WHAT TO PRODUCE: In your copy, repeat the records exactly and leave out the pictures.

───── DATASET EXCERPTS ─────

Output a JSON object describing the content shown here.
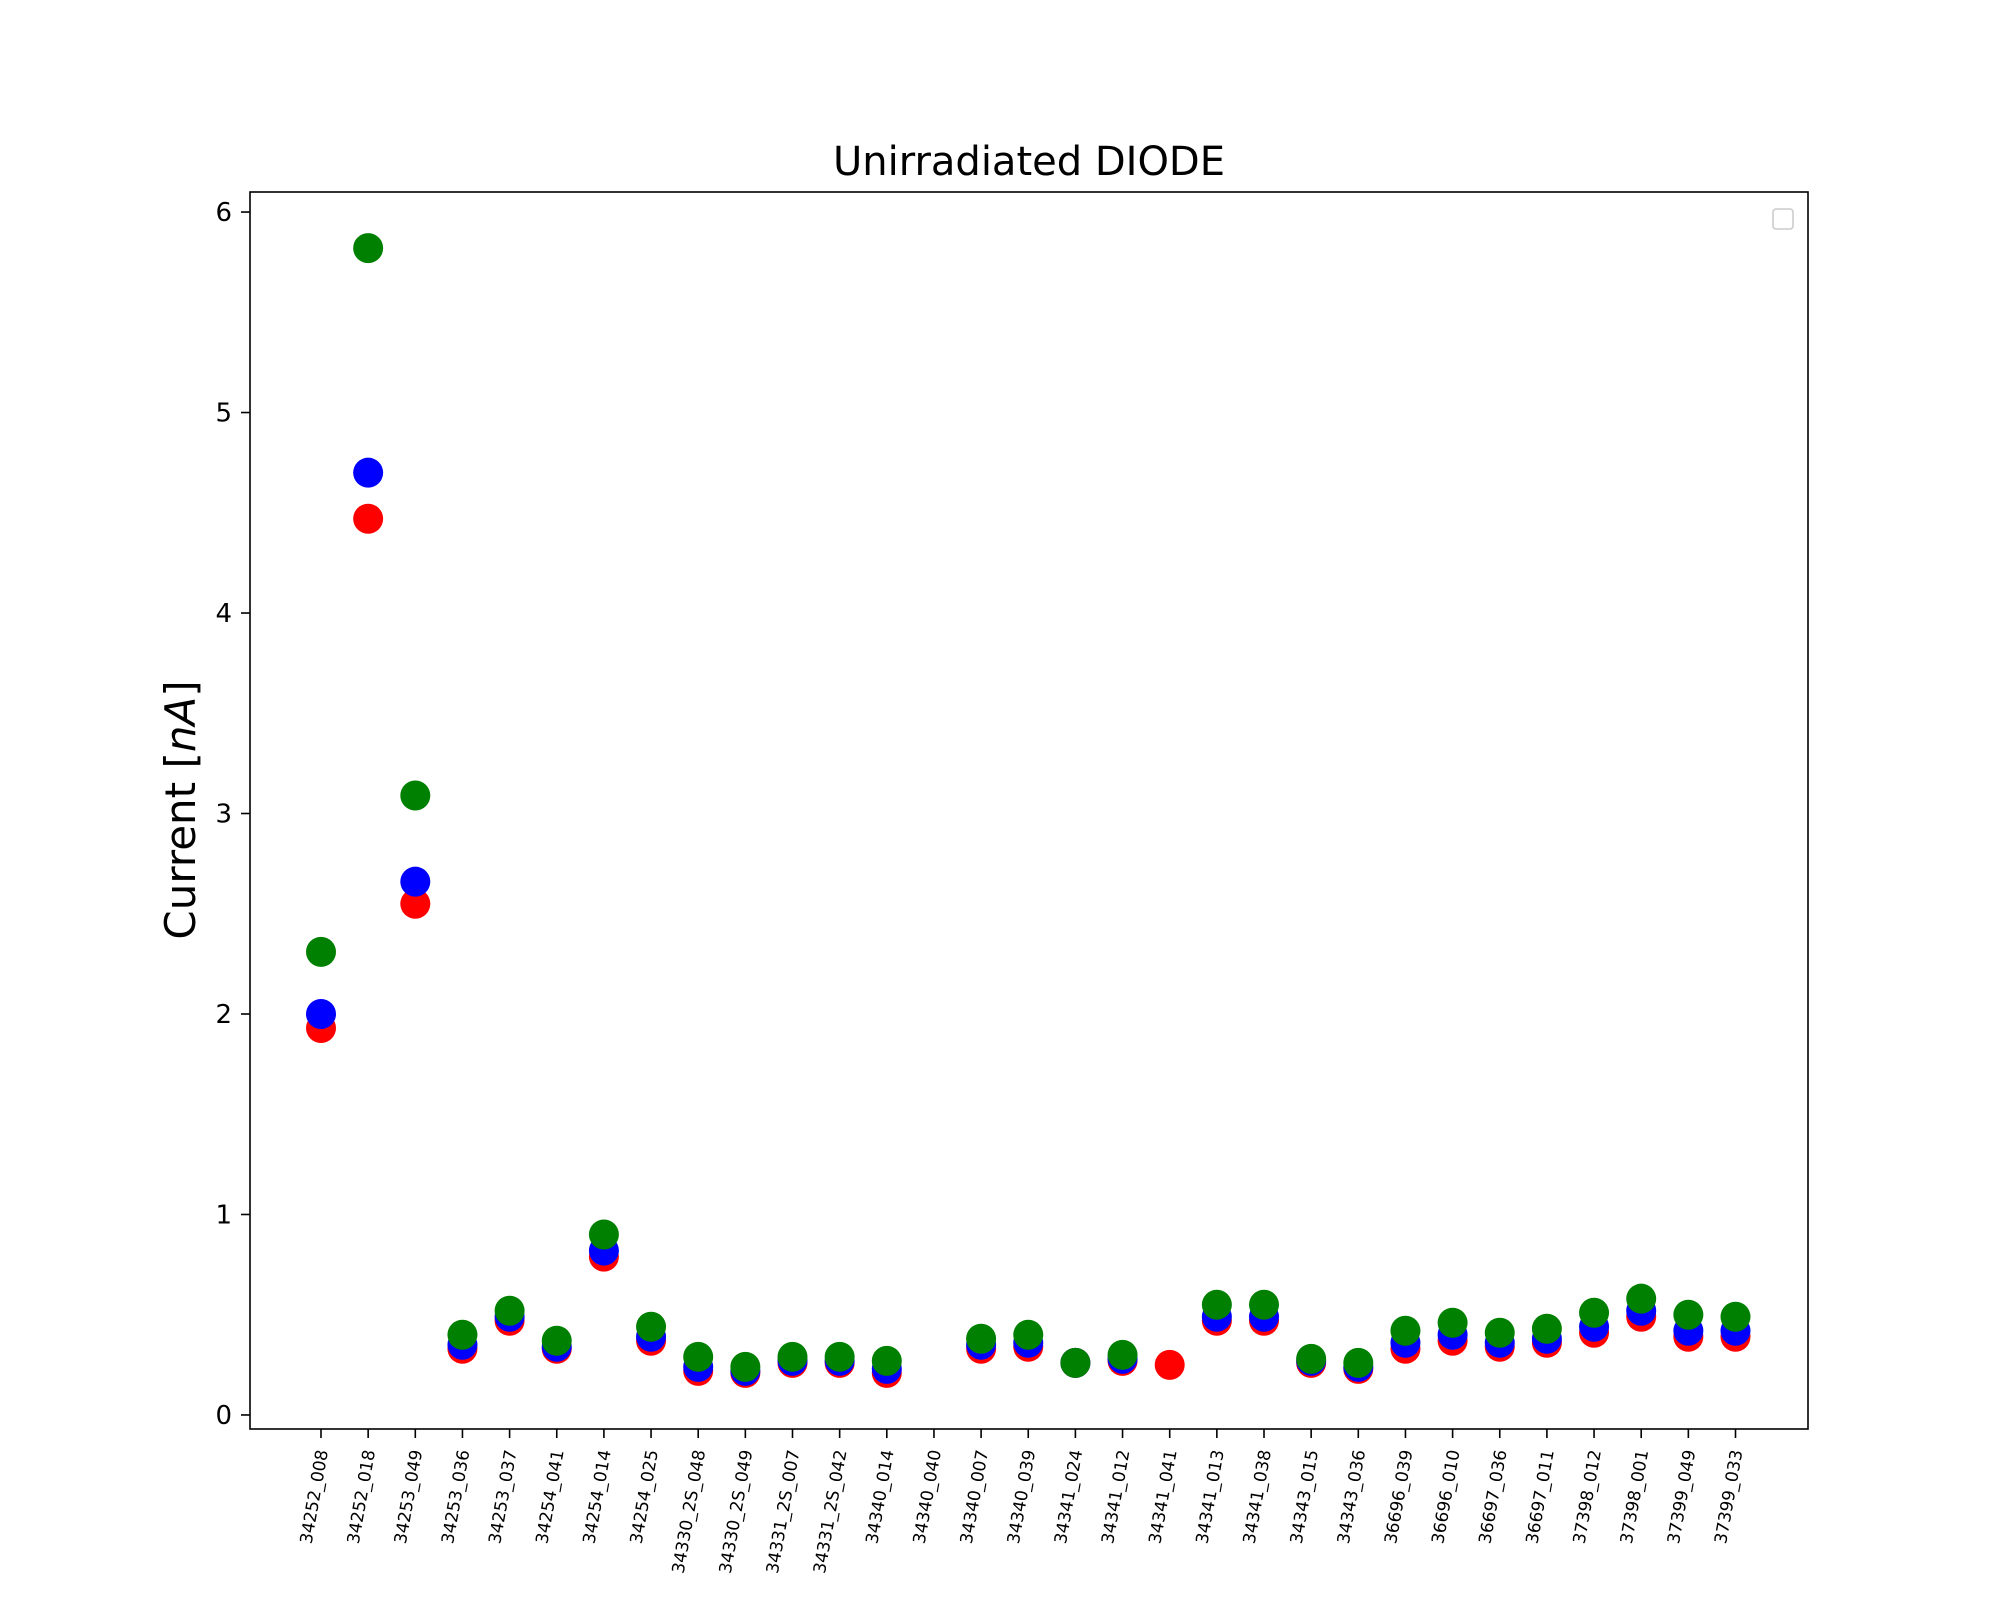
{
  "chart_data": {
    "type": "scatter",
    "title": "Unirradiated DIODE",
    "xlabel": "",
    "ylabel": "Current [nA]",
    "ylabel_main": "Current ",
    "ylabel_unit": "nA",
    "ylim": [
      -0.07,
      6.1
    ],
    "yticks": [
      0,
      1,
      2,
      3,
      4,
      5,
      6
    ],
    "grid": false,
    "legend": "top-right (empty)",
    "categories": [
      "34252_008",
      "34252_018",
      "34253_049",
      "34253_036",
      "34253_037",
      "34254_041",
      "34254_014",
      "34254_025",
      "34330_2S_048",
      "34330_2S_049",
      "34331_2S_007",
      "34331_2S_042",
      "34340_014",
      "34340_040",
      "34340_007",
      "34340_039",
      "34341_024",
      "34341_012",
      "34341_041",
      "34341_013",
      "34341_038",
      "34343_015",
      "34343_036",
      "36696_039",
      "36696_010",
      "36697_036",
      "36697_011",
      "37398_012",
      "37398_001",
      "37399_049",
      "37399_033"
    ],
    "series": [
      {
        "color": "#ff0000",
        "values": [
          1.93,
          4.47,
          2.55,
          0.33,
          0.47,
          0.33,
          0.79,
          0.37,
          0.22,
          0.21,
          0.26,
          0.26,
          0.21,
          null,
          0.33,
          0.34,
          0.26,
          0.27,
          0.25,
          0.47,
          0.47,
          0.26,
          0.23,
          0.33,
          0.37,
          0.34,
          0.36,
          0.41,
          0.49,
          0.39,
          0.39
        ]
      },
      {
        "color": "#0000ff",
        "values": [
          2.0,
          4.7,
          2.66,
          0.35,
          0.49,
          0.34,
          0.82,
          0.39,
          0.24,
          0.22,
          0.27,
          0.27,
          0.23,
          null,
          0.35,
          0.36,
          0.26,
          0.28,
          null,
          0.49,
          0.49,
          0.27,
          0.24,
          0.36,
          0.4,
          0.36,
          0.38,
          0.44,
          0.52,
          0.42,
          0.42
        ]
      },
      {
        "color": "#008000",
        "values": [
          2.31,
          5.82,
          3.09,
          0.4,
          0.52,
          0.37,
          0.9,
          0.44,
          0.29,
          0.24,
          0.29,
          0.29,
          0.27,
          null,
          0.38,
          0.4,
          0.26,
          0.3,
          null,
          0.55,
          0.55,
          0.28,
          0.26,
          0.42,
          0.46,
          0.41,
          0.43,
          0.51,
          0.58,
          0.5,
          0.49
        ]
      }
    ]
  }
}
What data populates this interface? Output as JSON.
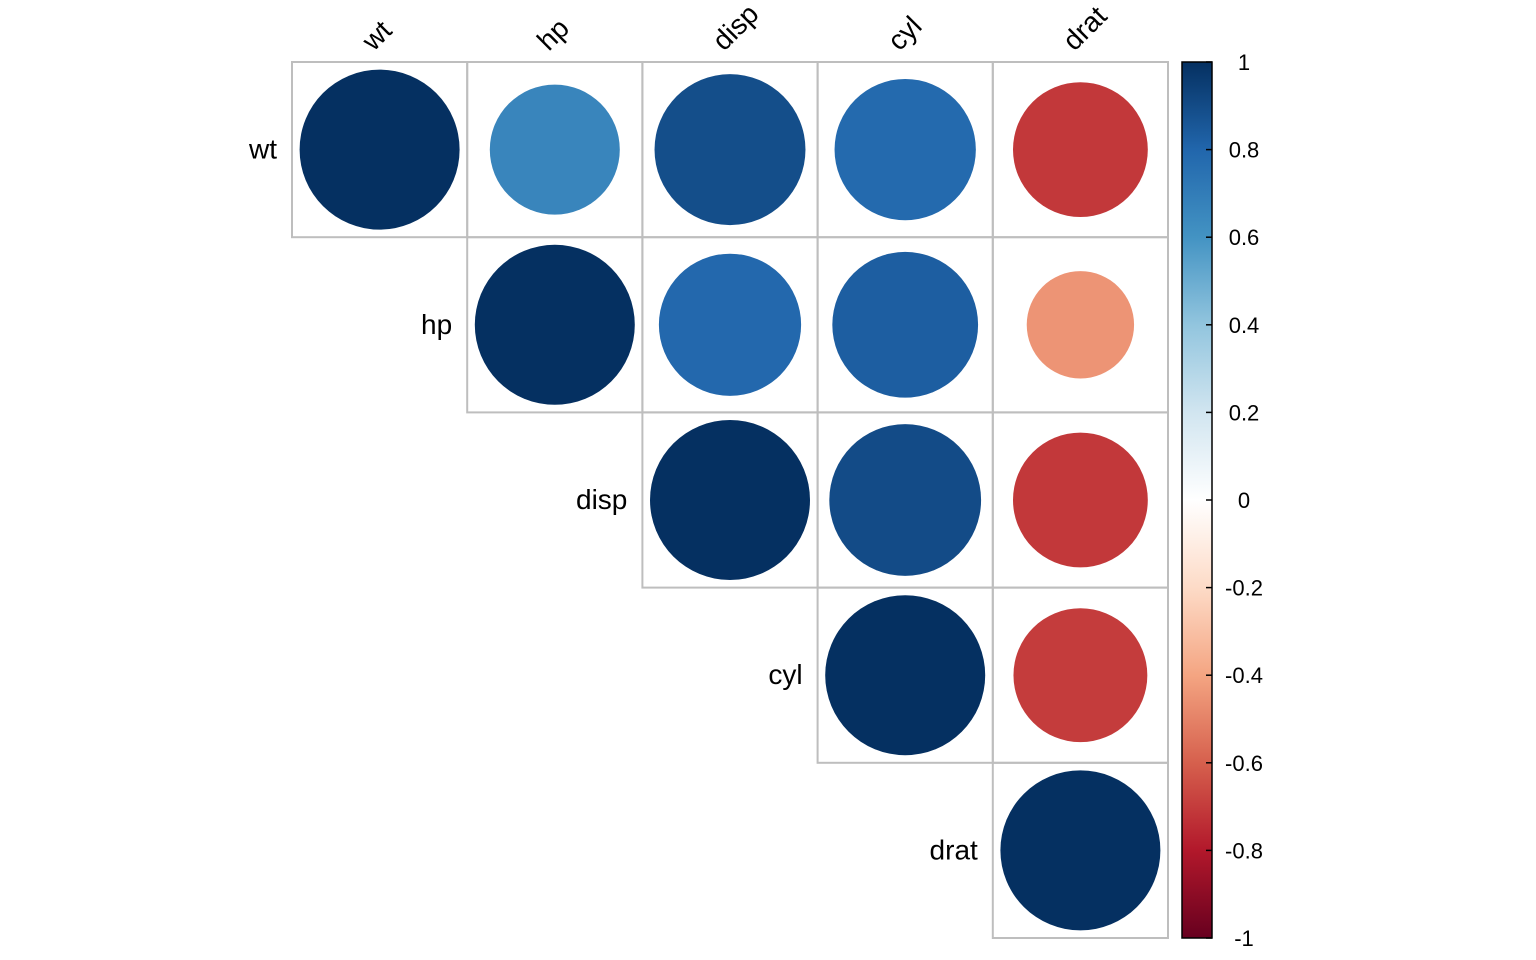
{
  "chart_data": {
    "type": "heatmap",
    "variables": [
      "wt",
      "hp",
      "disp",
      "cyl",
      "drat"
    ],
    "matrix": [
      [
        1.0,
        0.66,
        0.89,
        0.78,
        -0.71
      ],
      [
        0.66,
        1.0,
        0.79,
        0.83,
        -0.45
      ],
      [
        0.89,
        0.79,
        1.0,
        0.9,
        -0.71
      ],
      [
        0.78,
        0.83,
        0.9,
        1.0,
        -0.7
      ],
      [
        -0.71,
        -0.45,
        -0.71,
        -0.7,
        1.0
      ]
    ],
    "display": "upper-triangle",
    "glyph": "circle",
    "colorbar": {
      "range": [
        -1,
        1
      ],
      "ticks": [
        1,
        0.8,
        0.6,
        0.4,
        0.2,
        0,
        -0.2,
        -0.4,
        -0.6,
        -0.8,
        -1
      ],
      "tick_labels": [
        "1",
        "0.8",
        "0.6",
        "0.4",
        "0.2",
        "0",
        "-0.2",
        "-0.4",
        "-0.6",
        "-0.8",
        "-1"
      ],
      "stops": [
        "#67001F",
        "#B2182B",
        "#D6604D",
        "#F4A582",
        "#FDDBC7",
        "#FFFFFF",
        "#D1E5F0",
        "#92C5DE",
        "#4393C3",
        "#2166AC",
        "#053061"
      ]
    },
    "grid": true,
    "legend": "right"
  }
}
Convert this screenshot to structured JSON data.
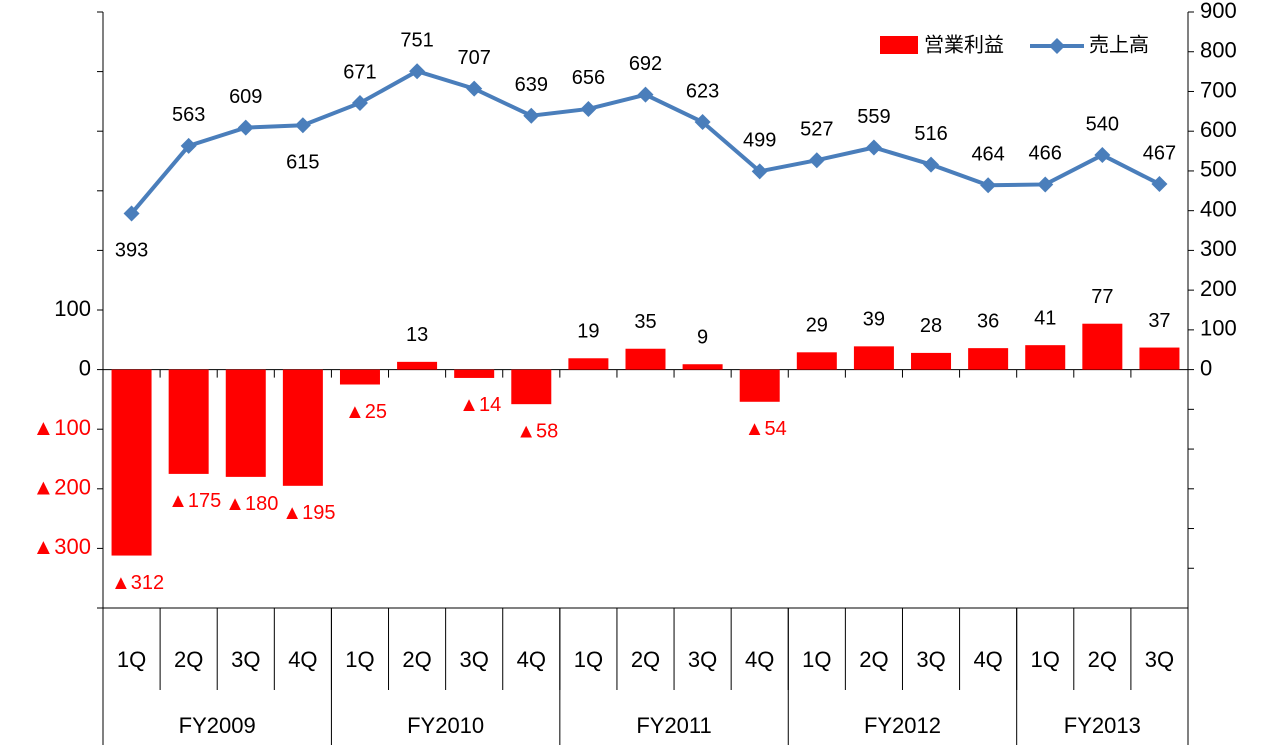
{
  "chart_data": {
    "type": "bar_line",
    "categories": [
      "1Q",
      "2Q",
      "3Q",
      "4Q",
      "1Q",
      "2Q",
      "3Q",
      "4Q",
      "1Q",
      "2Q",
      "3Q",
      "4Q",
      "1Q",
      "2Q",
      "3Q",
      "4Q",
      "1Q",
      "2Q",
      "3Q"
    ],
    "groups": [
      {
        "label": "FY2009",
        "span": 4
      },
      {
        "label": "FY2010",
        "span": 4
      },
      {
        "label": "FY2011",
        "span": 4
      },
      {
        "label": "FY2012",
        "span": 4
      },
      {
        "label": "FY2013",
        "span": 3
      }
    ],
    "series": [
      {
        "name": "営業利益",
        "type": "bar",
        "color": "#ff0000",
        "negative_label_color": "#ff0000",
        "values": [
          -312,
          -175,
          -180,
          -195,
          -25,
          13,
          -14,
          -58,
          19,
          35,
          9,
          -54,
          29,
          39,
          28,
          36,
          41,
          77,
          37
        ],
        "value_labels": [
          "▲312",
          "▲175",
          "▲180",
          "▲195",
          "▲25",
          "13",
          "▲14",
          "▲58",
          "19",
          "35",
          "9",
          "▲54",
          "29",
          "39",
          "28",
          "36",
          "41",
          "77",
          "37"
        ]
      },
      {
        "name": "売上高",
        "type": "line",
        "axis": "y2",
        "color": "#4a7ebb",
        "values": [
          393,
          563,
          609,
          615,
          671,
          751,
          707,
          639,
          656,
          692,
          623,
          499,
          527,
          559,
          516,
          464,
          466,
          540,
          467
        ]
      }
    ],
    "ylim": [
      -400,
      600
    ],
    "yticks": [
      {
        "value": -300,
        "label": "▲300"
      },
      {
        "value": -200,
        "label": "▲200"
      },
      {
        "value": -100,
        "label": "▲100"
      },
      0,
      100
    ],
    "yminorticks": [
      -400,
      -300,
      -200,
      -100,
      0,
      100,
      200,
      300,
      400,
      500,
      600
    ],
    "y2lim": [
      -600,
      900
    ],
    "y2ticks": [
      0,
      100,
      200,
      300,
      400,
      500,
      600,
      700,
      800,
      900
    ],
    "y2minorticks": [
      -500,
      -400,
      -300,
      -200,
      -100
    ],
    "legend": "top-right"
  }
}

─────

EXERCISE ANSWER:
Output a JSON object describing the content shown here.
{
  "chart_data": {
    "type": "scatter",
    "title": "Unirradiated DIODE",
    "xlabel": "",
    "ylabel": "Current [nA]",
    "ylabel_main": "Current ",
    "ylabel_unit": "nA",
    "ylim": [
      -0.07,
      6.1
    ],
    "yticks": [
      0,
      1,
      2,
      3,
      4,
      5,
      6
    ],
    "grid": false,
    "legend": "top-right (empty)",
    "categories": [
      "34252_008",
      "34252_018",
      "34253_049",
      "34253_036",
      "34253_037",
      "34254_041",
      "34254_014",
      "34254_025",
      "34330_2S_048",
      "34330_2S_049",
      "34331_2S_007",
      "34331_2S_042",
      "34340_014",
      "34340_040",
      "34340_007",
      "34340_039",
      "34341_024",
      "34341_012",
      "34341_041",
      "34341_013",
      "34341_038",
      "34343_015",
      "34343_036",
      "36696_039",
      "36696_010",
      "36697_036",
      "36697_011",
      "37398_012",
      "37398_001",
      "37399_049",
      "37399_033"
    ],
    "series": [
      {
        "color": "#ff0000",
        "values": [
          1.93,
          4.47,
          2.55,
          0.33,
          0.47,
          0.33,
          0.79,
          0.37,
          0.22,
          0.21,
          0.26,
          0.26,
          0.21,
          null,
          0.33,
          0.34,
          0.26,
          0.27,
          0.25,
          0.47,
          0.47,
          0.26,
          0.23,
          0.33,
          0.37,
          0.34,
          0.36,
          0.41,
          0.49,
          0.39,
          0.39
        ]
      },
      {
        "color": "#0000ff",
        "values": [
          2.0,
          4.7,
          2.66,
          0.35,
          0.49,
          0.34,
          0.82,
          0.39,
          0.24,
          0.22,
          0.27,
          0.27,
          0.23,
          null,
          0.35,
          0.36,
          0.26,
          0.28,
          null,
          0.49,
          0.49,
          0.27,
          0.24,
          0.36,
          0.4,
          0.36,
          0.38,
          0.44,
          0.52,
          0.42,
          0.42
        ]
      },
      {
        "color": "#008000",
        "values": [
          2.31,
          5.82,
          3.09,
          0.4,
          0.52,
          0.37,
          0.9,
          0.44,
          0.29,
          0.24,
          0.29,
          0.29,
          0.27,
          null,
          0.38,
          0.4,
          0.26,
          0.3,
          null,
          0.55,
          0.55,
          0.28,
          0.26,
          0.42,
          0.46,
          0.41,
          0.43,
          0.51,
          0.58,
          0.5,
          0.49
        ]
      }
    ]
  }
}
What data populates this interface? Output as JSON.
{
  "chart_data": {
    "type": "heatmap",
    "variables": [
      "wt",
      "hp",
      "disp",
      "cyl",
      "drat"
    ],
    "matrix": [
      [
        1.0,
        0.66,
        0.89,
        0.78,
        -0.71
      ],
      [
        0.66,
        1.0,
        0.79,
        0.83,
        -0.45
      ],
      [
        0.89,
        0.79,
        1.0,
        0.9,
        -0.71
      ],
      [
        0.78,
        0.83,
        0.9,
        1.0,
        -0.7
      ],
      [
        -0.71,
        -0.45,
        -0.71,
        -0.7,
        1.0
      ]
    ],
    "display": "upper-triangle",
    "glyph": "circle",
    "colorbar": {
      "range": [
        -1,
        1
      ],
      "ticks": [
        1,
        0.8,
        0.6,
        0.4,
        0.2,
        0,
        -0.2,
        -0.4,
        -0.6,
        -0.8,
        -1
      ],
      "tick_labels": [
        "1",
        "0.8",
        "0.6",
        "0.4",
        "0.2",
        "0",
        "-0.2",
        "-0.4",
        "-0.6",
        "-0.8",
        "-1"
      ],
      "stops": [
        "#67001F",
        "#B2182B",
        "#D6604D",
        "#F4A582",
        "#FDDBC7",
        "#FFFFFF",
        "#D1E5F0",
        "#92C5DE",
        "#4393C3",
        "#2166AC",
        "#053061"
      ]
    },
    "grid": true,
    "legend": "right"
  }
}
Convert this screenshot to structured JSON data.
{
  "chart_data": {
    "type": "bar_line",
    "categories": [
      "1Q",
      "2Q",
      "3Q",
      "4Q",
      "1Q",
      "2Q",
      "3Q",
      "4Q",
      "1Q",
      "2Q",
      "3Q",
      "4Q",
      "1Q",
      "2Q",
      "3Q",
      "4Q",
      "1Q",
      "2Q",
      "3Q"
    ],
    "groups": [
      {
        "label": "FY2009",
        "span": 4
      },
      {
        "label": "FY2010",
        "span": 4
      },
      {
        "label": "FY2011",
        "span": 4
      },
      {
        "label": "FY2012",
        "span": 4
      },
      {
        "label": "FY2013",
        "span": 3
      }
    ],
    "series": [
      {
        "name": "営業利益",
        "type": "bar",
        "color": "#ff0000",
        "negative_label_color": "#ff0000",
        "values": [
          -312,
          -175,
          -180,
          -195,
          -25,
          13,
          -14,
          -58,
          19,
          35,
          9,
          -54,
          29,
          39,
          28,
          36,
          41,
          77,
          37
        ],
        "value_labels": [
          "▲312",
          "▲175",
          "▲180",
          "▲195",
          "▲25",
          "13",
          "▲14",
          "▲58",
          "19",
          "35",
          "9",
          "▲54",
          "29",
          "39",
          "28",
          "36",
          "41",
          "77",
          "37"
        ]
      },
      {
        "name": "売上高",
        "type": "line",
        "axis": "y2",
        "color": "#4a7ebb",
        "values": [
          393,
          563,
          609,
          615,
          671,
          751,
          707,
          639,
          656,
          692,
          623,
          499,
          527,
          559,
          516,
          464,
          466,
          540,
          467
        ]
      }
    ],
    "ylim": [
      -400,
      600
    ],
    "yticks": [
      {
        "value": -300,
        "label": "▲300"
      },
      {
        "value": -200,
        "label": "▲200"
      },
      {
        "value": -100,
        "label": "▲100"
      },
      0,
      100
    ],
    "yminorticks": [
      -400,
      -300,
      -200,
      -100,
      0,
      100,
      200,
      300,
      400,
      500,
      600
    ],
    "y2lim": [
      -600,
      900
    ],
    "y2ticks": [
      0,
      100,
      200,
      300,
      400,
      500,
      600,
      700,
      800,
      900
    ],
    "y2minorticks": [
      -500,
      -400,
      -300,
      -200,
      -100
    ],
    "legend": "top-right"
  }
}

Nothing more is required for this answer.